• _GOAL OF THE EXERCISE_
Read the records below. Copy each line where the string "Angola" occurs.

• _Collection entries_
>> begin

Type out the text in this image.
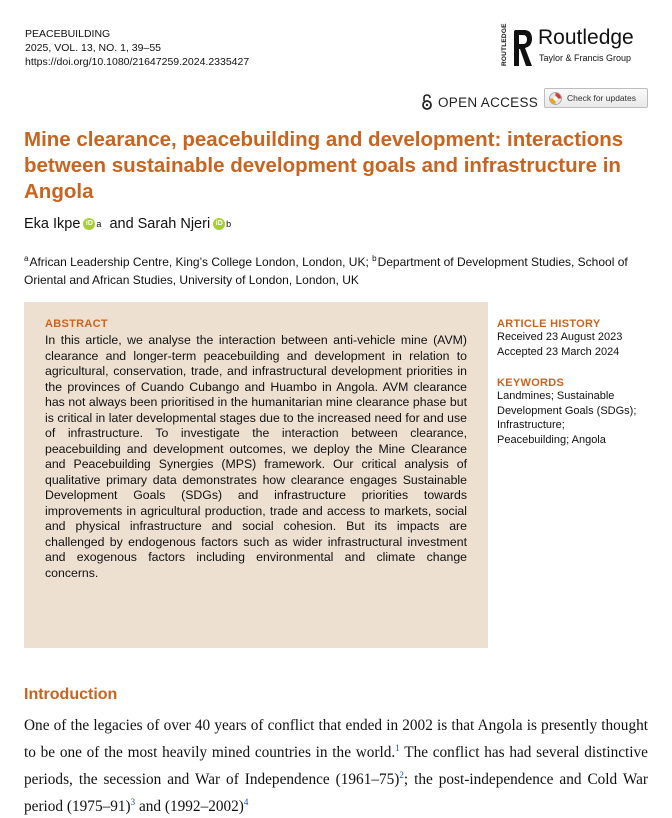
PEACEBUILDING
2025, VOL. 13, NO. 1, 39–55
https://doi.org/10.1080/21647259.2024.2335427	ROUTLEDGE Routledge
Taylor & Francis Group
OPEN ACCESS	Check for updates
Mine clearance, peacebuilding and development: interactions between sustainable development goals and infrastructure in Angola
Eka Ikpe iD a and Sarah Njeri iD b
$^a$African Leadership Centre, King’s College London, London, UK; $^b$Department of Development Studies, School of Oriental and African Studies, University of London, London, UK
ABSTRACT
In this article, we analyse the interaction between anti-vehicle mine (AVM) clearance and longer-term peacebuilding and development in relation to agricultural, conservation, trade, and infrastructural development priorities in the provinces of Cuando Cubango and Huambo in Angola. AVM clearance has not always been prioritised in the humanitarian mine clearance phase but is critical in later developmental stages due to the increased need for and use of infrastructure. To investigate the interaction between clearance, peacebuilding and development outcomes, we deploy the Mine Clearance and Peacebuilding Synergies (MPS) framework. Our critical analysis of qualitative primary data demonstrates how clearance engages Sustainable Development Goals (SDGs) and infrastructure priorities towards improvements in agricultural production, trade and access to markets, social and physical infrastructure and social cohesion. But its impacts are challenged by endogenous factors such as wider infrastructural investment and exogenous factors including environmental and climate change concerns.
ARTICLE HISTORY
Received 23 August 2023
Accepted 23 March 2024
KEYWORDS
Landmines; Sustainable
Development Goals (SDGs);
Infrastructure;
Peacebuilding; Angola
Introduction
One of the legacies of over 40 years of conflict that ended in 2002 is that Angola is presently thought to be one of the most heavily mined countries in the world.$^1$ The conflict has had several distinctive periods, the secession and War of Independence (1961–75)$^2$; the post-independence and Cold War period (1975–91)$^3$ and (1992–2002)$^4$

>> end

• _REPLY_
Mine clearance, peacebuilding and development: interactions between sustainable development goals and infrastructure in Angola
In this article, we analyse the interaction between anti-vehicle mine (AVM) clearance and longer-term peacebuilding and development in relation to agricultural, conservation, trade, and infrastructural development priorities in the provinces of Cuando Cubango and Huambo in Angola. AVM clearance has not always been prioritised in the humanitarian mine clearance phase but is critical in later developmental stages due to the increased need for and use of infrastructure. To investigate the interaction between clearance, peacebuilding and development outcomes, we deploy the Mine Clearance and Peacebuilding Synergies (MPS) framework. Our critical analysis of qualitative primary data demonstrates how clearance engages Sustainable Development Goals (SDGs) and infrastructure priorities towards improvements in agricultural production, trade and access to markets, social and physical infrastructure and social cohesion. But its impacts are challenged by endogenous factors such as wider infrastructural investment and exogenous factors including environmental and climate change concerns.
Peacebuilding; Angola
One of the legacies of over 40 years of conflict that ended in 2002 is that Angola is presently thought to be one of the most heavily mined countries in the world.$^1$ The conflict has had several distinctive periods, the secession and War of Independence (1961–75)$^2$; the post-independence and Cold War period (1975–91)$^3$ and (1992–2002)$^4$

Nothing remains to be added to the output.